Problem to work on »
Repeat the records below exactly.

(Saved entries)
<<<<

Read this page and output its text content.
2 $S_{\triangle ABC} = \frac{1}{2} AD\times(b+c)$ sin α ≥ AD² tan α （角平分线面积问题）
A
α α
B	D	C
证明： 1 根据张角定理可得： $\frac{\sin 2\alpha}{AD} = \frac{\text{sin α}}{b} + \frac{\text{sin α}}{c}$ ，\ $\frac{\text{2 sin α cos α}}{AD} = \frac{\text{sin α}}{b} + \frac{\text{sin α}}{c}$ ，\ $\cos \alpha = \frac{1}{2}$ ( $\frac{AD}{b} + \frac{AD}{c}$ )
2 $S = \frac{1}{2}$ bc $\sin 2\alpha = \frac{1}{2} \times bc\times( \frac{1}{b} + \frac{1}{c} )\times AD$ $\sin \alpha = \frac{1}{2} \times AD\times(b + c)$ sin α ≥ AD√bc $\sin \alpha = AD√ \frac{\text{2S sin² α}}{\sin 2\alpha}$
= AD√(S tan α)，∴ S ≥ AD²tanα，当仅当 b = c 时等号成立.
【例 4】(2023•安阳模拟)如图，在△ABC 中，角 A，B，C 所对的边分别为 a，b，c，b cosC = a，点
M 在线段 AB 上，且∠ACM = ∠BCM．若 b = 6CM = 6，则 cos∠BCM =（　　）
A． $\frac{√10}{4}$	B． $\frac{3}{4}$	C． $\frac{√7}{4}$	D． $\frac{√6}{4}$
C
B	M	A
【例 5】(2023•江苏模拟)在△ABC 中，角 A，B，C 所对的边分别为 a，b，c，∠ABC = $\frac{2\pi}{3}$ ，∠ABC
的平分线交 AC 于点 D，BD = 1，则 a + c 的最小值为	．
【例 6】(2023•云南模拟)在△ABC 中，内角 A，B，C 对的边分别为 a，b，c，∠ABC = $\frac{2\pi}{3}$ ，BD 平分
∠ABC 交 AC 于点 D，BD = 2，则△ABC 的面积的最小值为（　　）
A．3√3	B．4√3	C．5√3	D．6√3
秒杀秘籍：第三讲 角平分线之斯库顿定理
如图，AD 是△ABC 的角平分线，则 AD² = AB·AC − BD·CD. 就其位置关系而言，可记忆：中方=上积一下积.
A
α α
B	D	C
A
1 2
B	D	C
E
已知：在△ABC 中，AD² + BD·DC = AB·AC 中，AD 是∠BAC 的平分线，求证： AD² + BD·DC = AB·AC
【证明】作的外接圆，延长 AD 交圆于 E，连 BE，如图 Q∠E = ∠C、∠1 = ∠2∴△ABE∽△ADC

>>>>

Exercise output »
Read this page and output its text content.
2 $S_{\triangle ABC} = \frac{1}{2} AD\times(b+c)$ sin α ≥ AD² tan α （角平分线面积问题）
A
α α
B	D	C
证明： 1 根据张角定理可得： $\frac{\sin 2\alpha}{AD} = \frac{\text{sin α}}{b} + \frac{\text{sin α}}{c}$ ，\ $\frac{\text{2 sin α cos α}}{AD} = \frac{\text{sin α}}{b} + \frac{\text{sin α}}{c}$ ，\ $\cos \alpha = \frac{1}{2}$ ( $\frac{AD}{b} + \frac{AD}{c}$ )
2 $S = \frac{1}{2}$ bc $\sin 2\alpha = \frac{1}{2} \times bc\times( \frac{1}{b} + \frac{1}{c} )\times AD$ $\sin \alpha = \frac{1}{2} \times AD\times(b + c)$ sin α ≥ AD√bc $\sin \alpha = AD√ \frac{\text{2S sin² α}}{\sin 2\alpha}$
= AD√(S tan α)，∴ S ≥ AD²tanα，当仅当 b = c 时等号成立.
【例 4】(2023•安阳模拟)如图，在△ABC 中，角 A，B，C 所对的边分别为 a，b，c，b cosC = a，点
M 在线段 AB 上，且∠ACM = ∠BCM．若 b = 6CM = 6，则 cos∠BCM =（　　）
A． $\frac{√10}{4}$	B． $\frac{3}{4}$	C． $\frac{√7}{4}$	D． $\frac{√6}{4}$
C
B	M	A
【例 5】(2023•江苏模拟)在△ABC 中，角 A，B，C 所对的边分别为 a，b，c，∠ABC = $\frac{2\pi}{3}$ ，∠ABC
的平分线交 AC 于点 D，BD = 1，则 a + c 的最小值为	．
【例 6】(2023•云南模拟)在△ABC 中，内角 A，B，C 对的边分别为 a，b，c，∠ABC = $\frac{2\pi}{3}$ ，BD 平分
∠ABC 交 AC 于点 D，BD = 2，则△ABC 的面积的最小值为（　　）
A．3√3	B．4√3	C．5√3	D．6√3
秒杀秘籍：第三讲 角平分线之斯库顿定理
如图，AD 是△ABC 的角平分线，则 AD² = AB·AC − BD·CD. 就其位置关系而言，可记忆：中方=上积一下积.
A
α α
B	D	C
A
1 2
B	D	C
E
已知：在△ABC 中，AD² + BD·DC = AB·AC 中，AD 是∠BAC 的平分线，求证： AD² + BD·DC = AB·AC
【证明】作的外接圆，延长 AD 交圆于 E，连 BE，如图 Q∠E = ∠C、∠1 = ∠2∴△ABE∽△ADC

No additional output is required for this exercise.